# SUPPLIED RECORDS
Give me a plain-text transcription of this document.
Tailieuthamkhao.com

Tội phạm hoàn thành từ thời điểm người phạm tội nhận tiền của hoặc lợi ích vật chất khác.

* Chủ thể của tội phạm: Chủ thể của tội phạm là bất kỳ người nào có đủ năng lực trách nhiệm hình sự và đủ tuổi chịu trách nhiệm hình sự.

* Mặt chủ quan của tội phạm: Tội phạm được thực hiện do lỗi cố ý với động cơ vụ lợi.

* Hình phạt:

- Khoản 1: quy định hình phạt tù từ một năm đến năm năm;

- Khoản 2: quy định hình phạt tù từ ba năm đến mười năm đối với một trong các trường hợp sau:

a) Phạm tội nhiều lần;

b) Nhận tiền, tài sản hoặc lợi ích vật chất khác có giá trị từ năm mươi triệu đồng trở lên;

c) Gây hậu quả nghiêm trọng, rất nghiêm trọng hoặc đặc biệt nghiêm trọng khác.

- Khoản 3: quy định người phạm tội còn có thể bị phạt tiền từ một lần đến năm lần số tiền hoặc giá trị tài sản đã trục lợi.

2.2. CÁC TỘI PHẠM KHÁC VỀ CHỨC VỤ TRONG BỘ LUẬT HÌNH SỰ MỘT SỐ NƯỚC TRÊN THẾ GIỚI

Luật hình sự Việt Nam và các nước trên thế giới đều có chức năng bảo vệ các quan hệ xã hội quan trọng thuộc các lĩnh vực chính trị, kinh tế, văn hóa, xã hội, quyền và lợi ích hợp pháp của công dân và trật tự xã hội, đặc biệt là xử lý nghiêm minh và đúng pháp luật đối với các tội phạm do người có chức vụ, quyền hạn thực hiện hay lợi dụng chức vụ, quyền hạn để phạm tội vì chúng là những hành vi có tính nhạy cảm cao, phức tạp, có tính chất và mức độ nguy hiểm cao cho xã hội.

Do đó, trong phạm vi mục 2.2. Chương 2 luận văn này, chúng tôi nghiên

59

# TASK PROMPT
Output the records above in their entirety, exactly.

# RESPONSE TO THIS EXERCISE
Give me a plain-text transcription of this document.
Tailieuthamkhao.com

Tội phạm hoàn thành từ thời điểm người phạm tội nhận tiền của hoặc lợi ích vật chất khác.

* Chủ thể của tội phạm: Chủ thể của tội phạm là bất kỳ người nào có đủ năng lực trách nhiệm hình sự và đủ tuổi chịu trách nhiệm hình sự.

* Mặt chủ quan của tội phạm: Tội phạm được thực hiện do lỗi cố ý với động cơ vụ lợi.

* Hình phạt:

- Khoản 1: quy định hình phạt tù từ một năm đến năm năm;

- Khoản 2: quy định hình phạt tù từ ba năm đến mười năm đối với một trong các trường hợp sau:

a) Phạm tội nhiều lần;

b) Nhận tiền, tài sản hoặc lợi ích vật chất khác có giá trị từ năm mươi triệu đồng trở lên;

c) Gây hậu quả nghiêm trọng, rất nghiêm trọng hoặc đặc biệt nghiêm trọng khác.

- Khoản 3: quy định người phạm tội còn có thể bị phạt tiền từ một lần đến năm lần số tiền hoặc giá trị tài sản đã trục lợi.

2.2. CÁC TỘI PHẠM KHÁC VỀ CHỨC VỤ TRONG BỘ LUẬT HÌNH SỰ MỘT SỐ NƯỚC TRÊN THẾ GIỚI

Luật hình sự Việt Nam và các nước trên thế giới đều có chức năng bảo vệ các quan hệ xã hội quan trọng thuộc các lĩnh vực chính trị, kinh tế, văn hóa, xã hội, quyền và lợi ích hợp pháp của công dân và trật tự xã hội, đặc biệt là xử lý nghiêm minh và đúng pháp luật đối với các tội phạm do người có chức vụ, quyền hạn thực hiện hay lợi dụng chức vụ, quyền hạn để phạm tội vì chúng là những hành vi có tính nhạy cảm cao, phức tạp, có tính chất và mức độ nguy hiểm cao cho xã hội.

Do đó, trong phạm vi mục 2.2. Chương 2 luận văn này, chúng tôi nghiên

59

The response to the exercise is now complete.